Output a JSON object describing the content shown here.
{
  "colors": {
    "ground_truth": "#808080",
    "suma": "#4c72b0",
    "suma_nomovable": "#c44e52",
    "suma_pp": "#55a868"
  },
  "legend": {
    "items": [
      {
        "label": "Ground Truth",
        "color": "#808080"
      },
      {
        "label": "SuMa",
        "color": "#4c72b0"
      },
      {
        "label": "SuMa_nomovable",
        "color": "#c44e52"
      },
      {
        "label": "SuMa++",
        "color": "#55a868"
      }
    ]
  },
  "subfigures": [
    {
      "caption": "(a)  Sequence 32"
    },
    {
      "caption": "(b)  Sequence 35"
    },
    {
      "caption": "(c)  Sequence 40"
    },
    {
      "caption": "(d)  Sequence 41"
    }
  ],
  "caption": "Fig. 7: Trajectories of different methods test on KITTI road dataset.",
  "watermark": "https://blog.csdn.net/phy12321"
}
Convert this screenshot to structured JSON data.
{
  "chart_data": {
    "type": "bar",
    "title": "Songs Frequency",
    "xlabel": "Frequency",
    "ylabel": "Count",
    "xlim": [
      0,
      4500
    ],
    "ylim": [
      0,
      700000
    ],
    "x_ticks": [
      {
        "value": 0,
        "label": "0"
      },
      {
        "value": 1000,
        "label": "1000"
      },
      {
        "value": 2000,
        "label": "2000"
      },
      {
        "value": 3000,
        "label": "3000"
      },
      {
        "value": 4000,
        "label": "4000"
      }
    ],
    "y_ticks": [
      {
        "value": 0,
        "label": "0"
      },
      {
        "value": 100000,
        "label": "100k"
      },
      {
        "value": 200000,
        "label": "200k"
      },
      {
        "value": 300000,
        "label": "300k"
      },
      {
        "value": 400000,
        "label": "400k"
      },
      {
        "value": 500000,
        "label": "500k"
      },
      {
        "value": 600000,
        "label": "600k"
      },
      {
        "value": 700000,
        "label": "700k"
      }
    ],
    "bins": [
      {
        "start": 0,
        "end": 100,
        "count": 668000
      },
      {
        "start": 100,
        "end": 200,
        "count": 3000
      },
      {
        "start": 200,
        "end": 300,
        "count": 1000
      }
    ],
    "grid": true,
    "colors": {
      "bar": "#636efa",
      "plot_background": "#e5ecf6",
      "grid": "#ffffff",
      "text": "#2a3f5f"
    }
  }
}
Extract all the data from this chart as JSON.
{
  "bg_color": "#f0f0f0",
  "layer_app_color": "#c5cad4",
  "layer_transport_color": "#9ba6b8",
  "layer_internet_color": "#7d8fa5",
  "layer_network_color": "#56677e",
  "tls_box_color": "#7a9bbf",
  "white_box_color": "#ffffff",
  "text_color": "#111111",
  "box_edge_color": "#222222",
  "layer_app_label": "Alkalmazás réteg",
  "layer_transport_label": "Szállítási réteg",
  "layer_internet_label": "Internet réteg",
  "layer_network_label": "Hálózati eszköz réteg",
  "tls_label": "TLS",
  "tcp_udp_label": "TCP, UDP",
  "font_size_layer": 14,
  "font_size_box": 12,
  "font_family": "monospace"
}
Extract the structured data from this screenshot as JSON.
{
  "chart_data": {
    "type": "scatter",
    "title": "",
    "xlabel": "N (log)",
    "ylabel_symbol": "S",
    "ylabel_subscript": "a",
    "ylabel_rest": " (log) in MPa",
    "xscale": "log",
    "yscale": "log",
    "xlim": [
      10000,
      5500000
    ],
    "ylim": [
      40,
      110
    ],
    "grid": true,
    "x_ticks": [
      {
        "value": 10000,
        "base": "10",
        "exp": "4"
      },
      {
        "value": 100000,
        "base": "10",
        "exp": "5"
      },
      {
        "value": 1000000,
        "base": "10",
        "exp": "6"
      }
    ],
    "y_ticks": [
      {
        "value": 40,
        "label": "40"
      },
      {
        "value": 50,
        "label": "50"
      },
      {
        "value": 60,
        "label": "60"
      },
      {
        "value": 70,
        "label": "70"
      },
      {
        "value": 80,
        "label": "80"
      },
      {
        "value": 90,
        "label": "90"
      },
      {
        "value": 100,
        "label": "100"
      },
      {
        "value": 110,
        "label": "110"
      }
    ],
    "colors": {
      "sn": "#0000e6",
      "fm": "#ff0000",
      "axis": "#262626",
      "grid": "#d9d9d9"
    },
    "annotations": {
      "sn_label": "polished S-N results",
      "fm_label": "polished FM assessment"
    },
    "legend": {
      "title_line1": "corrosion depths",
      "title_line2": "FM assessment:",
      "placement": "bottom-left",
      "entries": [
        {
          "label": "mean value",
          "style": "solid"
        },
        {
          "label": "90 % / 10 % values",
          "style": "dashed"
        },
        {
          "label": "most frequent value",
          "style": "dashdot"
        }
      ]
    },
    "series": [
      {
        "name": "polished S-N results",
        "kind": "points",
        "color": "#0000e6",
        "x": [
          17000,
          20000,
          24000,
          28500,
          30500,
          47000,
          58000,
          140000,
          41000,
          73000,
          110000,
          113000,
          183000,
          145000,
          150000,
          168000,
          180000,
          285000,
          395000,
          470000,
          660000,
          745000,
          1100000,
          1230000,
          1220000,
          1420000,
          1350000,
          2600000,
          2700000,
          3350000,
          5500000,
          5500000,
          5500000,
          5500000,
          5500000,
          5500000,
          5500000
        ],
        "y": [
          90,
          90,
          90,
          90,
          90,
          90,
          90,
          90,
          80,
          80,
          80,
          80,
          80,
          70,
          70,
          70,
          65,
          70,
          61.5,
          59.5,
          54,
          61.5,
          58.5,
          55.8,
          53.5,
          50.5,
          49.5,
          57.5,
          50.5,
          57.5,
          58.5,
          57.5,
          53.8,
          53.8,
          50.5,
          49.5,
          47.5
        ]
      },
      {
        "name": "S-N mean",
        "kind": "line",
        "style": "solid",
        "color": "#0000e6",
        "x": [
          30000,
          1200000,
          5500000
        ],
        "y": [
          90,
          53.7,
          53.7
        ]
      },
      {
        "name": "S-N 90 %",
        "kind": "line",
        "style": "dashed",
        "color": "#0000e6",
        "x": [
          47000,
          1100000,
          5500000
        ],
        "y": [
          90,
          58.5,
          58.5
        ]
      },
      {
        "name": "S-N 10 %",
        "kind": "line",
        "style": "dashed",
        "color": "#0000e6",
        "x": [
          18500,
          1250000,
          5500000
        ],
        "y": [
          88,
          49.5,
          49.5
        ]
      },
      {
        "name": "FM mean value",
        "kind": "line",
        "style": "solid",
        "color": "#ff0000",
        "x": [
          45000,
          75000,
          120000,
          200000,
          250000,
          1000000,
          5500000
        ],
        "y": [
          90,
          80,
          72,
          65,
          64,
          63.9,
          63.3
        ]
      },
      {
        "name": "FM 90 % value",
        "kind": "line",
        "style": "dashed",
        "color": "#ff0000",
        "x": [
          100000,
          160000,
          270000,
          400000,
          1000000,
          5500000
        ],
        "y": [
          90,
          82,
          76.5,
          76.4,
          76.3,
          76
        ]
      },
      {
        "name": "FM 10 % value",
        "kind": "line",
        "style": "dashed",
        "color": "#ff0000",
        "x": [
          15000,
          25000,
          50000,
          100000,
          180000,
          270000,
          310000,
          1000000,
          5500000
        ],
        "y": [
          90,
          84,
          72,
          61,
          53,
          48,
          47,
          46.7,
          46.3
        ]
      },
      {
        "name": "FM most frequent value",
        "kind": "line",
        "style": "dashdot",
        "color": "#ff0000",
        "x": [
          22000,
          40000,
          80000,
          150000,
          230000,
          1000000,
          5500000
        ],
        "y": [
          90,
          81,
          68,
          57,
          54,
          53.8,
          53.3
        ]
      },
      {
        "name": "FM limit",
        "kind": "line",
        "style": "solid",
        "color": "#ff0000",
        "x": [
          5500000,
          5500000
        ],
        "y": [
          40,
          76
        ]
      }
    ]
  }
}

──────────────────────────────

> _WHAT TO WORK ON_: Each line above that includes "frequent" should be shown.

> _THE RESPONSE_:
          "label": "most frequent value",
        "name": "FM most frequent value",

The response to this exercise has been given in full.